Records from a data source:
** Start **

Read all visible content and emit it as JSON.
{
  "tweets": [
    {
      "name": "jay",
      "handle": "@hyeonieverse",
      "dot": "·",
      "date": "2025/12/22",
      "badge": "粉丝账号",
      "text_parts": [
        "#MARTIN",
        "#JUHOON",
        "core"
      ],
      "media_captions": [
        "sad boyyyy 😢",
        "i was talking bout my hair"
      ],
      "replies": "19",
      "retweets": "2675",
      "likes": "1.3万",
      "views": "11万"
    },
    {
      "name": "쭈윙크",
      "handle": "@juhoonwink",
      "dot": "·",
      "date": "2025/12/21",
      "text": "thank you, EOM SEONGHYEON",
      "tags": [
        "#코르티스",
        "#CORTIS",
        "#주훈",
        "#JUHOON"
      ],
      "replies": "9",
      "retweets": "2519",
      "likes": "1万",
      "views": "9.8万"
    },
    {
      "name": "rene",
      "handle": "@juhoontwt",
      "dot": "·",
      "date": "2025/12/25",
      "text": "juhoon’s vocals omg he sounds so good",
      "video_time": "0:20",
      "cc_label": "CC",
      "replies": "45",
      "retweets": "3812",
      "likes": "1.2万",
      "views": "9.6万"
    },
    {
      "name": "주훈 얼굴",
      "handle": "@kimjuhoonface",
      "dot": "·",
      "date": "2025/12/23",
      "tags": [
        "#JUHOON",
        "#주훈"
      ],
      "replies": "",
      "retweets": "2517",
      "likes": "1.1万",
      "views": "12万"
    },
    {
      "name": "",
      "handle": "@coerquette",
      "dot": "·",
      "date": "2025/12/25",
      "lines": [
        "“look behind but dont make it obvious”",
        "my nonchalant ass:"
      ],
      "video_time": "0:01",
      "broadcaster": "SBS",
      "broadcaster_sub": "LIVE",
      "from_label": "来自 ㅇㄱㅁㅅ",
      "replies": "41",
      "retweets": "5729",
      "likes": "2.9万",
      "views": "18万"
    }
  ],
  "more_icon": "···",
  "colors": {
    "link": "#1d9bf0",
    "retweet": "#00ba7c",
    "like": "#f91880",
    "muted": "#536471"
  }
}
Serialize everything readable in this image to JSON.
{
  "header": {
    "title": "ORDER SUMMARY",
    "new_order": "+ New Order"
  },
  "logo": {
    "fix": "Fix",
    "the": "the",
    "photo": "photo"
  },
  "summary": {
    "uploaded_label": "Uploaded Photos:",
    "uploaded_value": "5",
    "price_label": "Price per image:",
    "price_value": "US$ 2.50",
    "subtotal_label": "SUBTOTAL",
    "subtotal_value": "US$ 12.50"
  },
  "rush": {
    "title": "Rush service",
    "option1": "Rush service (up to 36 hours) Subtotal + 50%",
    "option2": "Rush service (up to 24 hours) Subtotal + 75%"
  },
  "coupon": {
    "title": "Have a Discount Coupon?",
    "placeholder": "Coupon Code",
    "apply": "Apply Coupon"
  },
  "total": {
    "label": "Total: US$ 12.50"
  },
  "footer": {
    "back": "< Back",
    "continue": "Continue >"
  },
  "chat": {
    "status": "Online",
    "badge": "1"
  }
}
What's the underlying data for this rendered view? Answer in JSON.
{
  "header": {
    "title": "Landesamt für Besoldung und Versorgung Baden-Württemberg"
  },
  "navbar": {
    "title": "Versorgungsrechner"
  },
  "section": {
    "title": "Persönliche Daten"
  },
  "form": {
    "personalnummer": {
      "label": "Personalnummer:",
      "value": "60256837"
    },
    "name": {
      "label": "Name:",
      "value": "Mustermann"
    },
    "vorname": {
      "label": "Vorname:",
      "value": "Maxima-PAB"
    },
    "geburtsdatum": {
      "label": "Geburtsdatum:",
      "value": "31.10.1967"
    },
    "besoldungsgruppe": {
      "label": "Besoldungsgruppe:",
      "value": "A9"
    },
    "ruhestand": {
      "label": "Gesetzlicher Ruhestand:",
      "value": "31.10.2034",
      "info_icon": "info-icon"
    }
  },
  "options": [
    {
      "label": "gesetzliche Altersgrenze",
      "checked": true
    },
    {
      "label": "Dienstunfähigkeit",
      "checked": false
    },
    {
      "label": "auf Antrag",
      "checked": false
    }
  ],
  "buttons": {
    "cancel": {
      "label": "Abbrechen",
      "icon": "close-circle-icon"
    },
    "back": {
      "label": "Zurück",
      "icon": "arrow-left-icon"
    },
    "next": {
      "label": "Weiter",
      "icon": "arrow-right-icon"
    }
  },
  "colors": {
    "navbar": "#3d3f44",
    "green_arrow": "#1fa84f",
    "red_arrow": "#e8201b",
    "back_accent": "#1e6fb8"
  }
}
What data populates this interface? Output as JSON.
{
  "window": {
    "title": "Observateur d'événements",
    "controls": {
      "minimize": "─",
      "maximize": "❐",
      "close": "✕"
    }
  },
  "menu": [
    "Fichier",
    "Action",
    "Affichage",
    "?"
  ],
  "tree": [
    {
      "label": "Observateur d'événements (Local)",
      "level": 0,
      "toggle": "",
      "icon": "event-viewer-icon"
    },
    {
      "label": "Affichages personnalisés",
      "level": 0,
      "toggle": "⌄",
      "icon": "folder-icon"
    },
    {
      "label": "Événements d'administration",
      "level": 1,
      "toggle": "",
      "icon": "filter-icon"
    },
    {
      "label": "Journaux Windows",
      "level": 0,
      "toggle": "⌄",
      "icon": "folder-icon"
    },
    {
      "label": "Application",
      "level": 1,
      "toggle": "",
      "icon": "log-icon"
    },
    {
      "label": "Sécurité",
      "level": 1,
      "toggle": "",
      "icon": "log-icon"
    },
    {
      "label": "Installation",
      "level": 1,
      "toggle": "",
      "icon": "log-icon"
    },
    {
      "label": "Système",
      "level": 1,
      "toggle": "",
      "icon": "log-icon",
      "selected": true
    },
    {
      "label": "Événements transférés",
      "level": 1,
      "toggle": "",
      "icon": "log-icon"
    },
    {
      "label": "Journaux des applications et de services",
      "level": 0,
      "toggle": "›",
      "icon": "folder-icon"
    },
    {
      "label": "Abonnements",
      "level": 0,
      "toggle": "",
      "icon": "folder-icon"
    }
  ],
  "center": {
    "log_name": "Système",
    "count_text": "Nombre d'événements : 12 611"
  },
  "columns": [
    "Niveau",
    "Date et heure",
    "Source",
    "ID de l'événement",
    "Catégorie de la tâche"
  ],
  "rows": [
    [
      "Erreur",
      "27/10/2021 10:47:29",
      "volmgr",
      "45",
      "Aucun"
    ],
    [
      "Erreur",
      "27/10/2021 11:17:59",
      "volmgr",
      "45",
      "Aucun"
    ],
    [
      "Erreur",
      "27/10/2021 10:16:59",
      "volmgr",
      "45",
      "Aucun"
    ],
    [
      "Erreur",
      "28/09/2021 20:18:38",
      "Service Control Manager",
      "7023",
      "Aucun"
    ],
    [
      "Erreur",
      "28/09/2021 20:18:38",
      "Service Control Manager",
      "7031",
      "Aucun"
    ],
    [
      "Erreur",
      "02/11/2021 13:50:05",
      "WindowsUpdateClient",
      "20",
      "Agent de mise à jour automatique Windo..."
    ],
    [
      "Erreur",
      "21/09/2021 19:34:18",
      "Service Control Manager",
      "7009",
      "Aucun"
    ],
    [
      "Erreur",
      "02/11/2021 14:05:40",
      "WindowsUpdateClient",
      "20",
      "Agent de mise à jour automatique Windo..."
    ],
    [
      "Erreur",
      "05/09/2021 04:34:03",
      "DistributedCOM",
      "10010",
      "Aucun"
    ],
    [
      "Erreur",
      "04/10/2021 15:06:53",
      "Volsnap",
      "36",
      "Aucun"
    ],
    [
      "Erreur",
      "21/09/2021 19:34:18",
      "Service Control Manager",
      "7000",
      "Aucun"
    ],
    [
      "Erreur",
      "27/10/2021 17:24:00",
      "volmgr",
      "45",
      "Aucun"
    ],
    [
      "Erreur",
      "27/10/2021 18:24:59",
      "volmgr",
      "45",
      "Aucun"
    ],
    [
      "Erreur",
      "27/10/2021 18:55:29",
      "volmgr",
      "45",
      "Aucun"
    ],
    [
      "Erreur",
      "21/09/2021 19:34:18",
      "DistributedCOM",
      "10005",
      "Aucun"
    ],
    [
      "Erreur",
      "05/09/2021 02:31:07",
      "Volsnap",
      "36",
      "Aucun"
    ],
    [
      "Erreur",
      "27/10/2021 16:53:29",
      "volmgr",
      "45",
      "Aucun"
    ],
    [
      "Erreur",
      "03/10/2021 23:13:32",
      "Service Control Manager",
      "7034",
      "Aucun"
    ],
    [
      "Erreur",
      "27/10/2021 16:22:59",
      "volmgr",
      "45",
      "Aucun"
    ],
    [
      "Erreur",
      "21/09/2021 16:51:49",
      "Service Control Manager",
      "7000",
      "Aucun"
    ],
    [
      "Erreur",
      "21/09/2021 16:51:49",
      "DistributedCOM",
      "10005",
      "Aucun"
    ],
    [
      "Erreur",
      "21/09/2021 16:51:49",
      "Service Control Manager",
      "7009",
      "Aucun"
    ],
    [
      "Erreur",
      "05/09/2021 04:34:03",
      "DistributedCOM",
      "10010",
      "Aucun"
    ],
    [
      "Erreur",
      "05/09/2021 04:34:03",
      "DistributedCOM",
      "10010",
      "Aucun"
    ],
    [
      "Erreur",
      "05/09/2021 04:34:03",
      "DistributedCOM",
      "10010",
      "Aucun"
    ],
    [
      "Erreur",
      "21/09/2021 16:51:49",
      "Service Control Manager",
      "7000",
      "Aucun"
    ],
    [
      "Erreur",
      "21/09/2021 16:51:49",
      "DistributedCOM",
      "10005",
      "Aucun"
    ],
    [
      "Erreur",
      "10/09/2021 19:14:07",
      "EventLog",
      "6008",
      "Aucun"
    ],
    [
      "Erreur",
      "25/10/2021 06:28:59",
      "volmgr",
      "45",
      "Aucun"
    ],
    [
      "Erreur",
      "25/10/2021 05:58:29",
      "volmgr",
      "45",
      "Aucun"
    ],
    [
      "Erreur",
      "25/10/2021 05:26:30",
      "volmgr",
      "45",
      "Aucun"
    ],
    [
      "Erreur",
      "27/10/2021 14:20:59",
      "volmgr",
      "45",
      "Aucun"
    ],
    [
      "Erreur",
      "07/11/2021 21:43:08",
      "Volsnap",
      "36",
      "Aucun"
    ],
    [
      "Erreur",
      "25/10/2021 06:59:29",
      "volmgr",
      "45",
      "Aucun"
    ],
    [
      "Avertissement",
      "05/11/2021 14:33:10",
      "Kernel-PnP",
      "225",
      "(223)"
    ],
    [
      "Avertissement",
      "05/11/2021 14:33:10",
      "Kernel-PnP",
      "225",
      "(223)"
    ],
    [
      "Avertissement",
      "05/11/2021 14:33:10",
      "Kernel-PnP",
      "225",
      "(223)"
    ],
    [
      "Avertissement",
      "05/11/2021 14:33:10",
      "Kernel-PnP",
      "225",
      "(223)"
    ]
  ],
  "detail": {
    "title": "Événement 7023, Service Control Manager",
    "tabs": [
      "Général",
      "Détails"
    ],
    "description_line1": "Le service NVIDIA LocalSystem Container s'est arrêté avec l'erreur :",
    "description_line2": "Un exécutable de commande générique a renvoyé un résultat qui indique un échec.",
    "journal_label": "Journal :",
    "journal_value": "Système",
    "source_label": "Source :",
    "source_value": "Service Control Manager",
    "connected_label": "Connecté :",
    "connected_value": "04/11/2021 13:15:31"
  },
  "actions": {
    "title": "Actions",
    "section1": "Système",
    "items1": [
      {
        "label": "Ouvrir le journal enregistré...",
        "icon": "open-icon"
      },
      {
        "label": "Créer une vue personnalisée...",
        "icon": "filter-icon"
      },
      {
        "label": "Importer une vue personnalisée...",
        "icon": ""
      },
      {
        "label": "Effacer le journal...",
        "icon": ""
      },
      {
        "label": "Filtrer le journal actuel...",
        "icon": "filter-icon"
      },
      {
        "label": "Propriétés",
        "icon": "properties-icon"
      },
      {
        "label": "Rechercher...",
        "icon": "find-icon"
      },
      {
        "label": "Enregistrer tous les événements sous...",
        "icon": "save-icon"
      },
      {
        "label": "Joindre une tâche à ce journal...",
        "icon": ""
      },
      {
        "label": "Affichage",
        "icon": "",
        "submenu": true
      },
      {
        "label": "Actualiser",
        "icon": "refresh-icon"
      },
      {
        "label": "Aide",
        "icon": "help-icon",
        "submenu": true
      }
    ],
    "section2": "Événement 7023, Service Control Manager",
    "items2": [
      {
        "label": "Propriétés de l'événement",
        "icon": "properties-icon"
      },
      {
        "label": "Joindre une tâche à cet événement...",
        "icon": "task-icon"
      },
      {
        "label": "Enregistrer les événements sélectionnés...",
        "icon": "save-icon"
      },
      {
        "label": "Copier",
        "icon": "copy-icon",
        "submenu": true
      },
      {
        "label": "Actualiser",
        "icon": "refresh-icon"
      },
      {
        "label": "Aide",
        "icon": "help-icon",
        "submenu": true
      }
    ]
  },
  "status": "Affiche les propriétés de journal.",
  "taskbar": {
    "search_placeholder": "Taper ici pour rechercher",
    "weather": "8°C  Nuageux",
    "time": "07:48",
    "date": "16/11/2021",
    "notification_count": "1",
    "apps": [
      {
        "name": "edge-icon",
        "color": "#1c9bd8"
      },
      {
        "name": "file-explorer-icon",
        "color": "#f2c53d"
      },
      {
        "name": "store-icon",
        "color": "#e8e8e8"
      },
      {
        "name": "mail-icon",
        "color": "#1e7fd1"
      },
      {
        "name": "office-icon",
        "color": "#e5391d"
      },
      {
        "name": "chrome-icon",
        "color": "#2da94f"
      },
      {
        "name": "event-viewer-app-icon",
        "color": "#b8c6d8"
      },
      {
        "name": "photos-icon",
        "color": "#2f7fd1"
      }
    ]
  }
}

** End **

■ Task brief:
Copy each line of the listing that holds the word "Enregistrer".

■ Solved exercise:
        "label": "Enregistrer tous les événements sous...",
        "label": "Enregistrer les événements sélectionnés...",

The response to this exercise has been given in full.